### WHAT IS REQUIRED:
Each record below should be repeated precisely as written.

### PROVIDED ENTRIES:
━━━━━━━━

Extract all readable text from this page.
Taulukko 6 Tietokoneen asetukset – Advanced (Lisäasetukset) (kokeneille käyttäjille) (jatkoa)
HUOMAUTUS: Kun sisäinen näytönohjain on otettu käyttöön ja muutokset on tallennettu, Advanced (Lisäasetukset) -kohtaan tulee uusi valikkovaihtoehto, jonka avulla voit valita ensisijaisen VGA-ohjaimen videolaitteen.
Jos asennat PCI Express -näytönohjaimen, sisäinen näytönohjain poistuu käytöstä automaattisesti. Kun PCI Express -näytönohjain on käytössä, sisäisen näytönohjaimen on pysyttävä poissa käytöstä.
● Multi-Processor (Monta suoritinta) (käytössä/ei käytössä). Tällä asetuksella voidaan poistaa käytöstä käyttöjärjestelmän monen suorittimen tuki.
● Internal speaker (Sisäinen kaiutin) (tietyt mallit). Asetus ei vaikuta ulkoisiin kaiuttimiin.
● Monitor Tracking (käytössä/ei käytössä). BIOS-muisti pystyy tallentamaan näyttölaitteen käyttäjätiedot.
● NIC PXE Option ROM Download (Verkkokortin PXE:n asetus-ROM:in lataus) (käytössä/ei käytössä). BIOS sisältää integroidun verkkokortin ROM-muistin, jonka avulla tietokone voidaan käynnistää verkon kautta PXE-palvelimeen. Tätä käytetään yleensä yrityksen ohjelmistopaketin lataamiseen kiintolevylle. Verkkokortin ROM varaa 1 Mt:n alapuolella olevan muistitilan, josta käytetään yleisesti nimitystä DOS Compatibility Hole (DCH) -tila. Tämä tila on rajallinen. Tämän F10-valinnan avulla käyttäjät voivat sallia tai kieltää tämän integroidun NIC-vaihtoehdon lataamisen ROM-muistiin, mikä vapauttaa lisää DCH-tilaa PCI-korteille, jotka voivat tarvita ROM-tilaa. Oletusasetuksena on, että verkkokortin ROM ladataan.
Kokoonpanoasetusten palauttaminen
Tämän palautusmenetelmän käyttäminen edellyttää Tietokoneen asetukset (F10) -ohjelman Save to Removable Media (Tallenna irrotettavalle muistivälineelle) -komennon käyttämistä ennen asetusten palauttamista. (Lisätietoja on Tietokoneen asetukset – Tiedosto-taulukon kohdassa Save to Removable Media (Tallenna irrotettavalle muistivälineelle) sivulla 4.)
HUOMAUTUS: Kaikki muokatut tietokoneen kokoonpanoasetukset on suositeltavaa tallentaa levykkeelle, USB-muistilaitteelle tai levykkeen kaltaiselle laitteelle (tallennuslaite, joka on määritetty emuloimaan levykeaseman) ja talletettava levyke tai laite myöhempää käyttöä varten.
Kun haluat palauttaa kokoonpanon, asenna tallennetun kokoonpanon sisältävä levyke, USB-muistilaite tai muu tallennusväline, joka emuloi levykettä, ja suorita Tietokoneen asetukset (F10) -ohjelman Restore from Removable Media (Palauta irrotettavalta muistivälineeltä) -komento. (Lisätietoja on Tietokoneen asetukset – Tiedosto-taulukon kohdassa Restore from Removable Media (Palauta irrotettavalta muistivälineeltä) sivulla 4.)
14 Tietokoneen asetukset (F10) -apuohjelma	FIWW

━━━━━━━━

### SOLUTION TO THIS PROBLEM:
Extract all readable text from this page.
Taulukko 6 Tietokoneen asetukset – Advanced (Lisäasetukset) (kokeneille käyttäjille) (jatkoa)
HUOMAUTUS: Kun sisäinen näytönohjain on otettu käyttöön ja muutokset on tallennettu, Advanced (Lisäasetukset) -kohtaan tulee uusi valikkovaihtoehto, jonka avulla voit valita ensisijaisen VGA-ohjaimen videolaitteen.
Jos asennat PCI Express -näytönohjaimen, sisäinen näytönohjain poistuu käytöstä automaattisesti. Kun PCI Express -näytönohjain on käytössä, sisäisen näytönohjaimen on pysyttävä poissa käytöstä.
● Multi-Processor (Monta suoritinta) (käytössä/ei käytössä). Tällä asetuksella voidaan poistaa käytöstä käyttöjärjestelmän monen suorittimen tuki.
● Internal speaker (Sisäinen kaiutin) (tietyt mallit). Asetus ei vaikuta ulkoisiin kaiuttimiin.
● Monitor Tracking (käytössä/ei käytössä). BIOS-muisti pystyy tallentamaan näyttölaitteen käyttäjätiedot.
● NIC PXE Option ROM Download (Verkkokortin PXE:n asetus-ROM:in lataus) (käytössä/ei käytössä). BIOS sisältää integroidun verkkokortin ROM-muistin, jonka avulla tietokone voidaan käynnistää verkon kautta PXE-palvelimeen. Tätä käytetään yleensä yrityksen ohjelmistopaketin lataamiseen kiintolevylle. Verkkokortin ROM varaa 1 Mt:n alapuolella olevan muistitilan, josta käytetään yleisesti nimitystä DOS Compatibility Hole (DCH) -tila. Tämä tila on rajallinen. Tämän F10-valinnan avulla käyttäjät voivat sallia tai kieltää tämän integroidun NIC-vaihtoehdon lataamisen ROM-muistiin, mikä vapauttaa lisää DCH-tilaa PCI-korteille, jotka voivat tarvita ROM-tilaa. Oletusasetuksena on, että verkkokortin ROM ladataan.
Kokoonpanoasetusten palauttaminen
Tämän palautusmenetelmän käyttäminen edellyttää Tietokoneen asetukset (F10) -ohjelman Save to Removable Media (Tallenna irrotettavalle muistivälineelle) -komennon käyttämistä ennen asetusten palauttamista. (Lisätietoja on Tietokoneen asetukset – Tiedosto-taulukon kohdassa Save to Removable Media (Tallenna irrotettavalle muistivälineelle) sivulla 4.)
HUOMAUTUS: Kaikki muokatut tietokoneen kokoonpanoasetukset on suositeltavaa tallentaa levykkeelle, USB-muistilaitteelle tai levykkeen kaltaiselle laitteelle (tallennuslaite, joka on määritetty emuloimaan levykeaseman) ja talletettava levyke tai laite myöhempää käyttöä varten.
Kun haluat palauttaa kokoonpanon, asenna tallennetun kokoonpanon sisältävä levyke, USB-muistilaite tai muu tallennusväline, joka emuloi levykettä, ja suorita Tietokoneen asetukset (F10) -ohjelman Restore from Removable Media (Palauta irrotettavalta muistivälineeltä) -komento. (Lisätietoja on Tietokoneen asetukset – Tiedosto-taulukon kohdassa Restore from Removable Media (Palauta irrotettavalta muistivälineeltä) sivulla 4.)
14 Tietokoneen asetukset (F10) -apuohjelma	FIWW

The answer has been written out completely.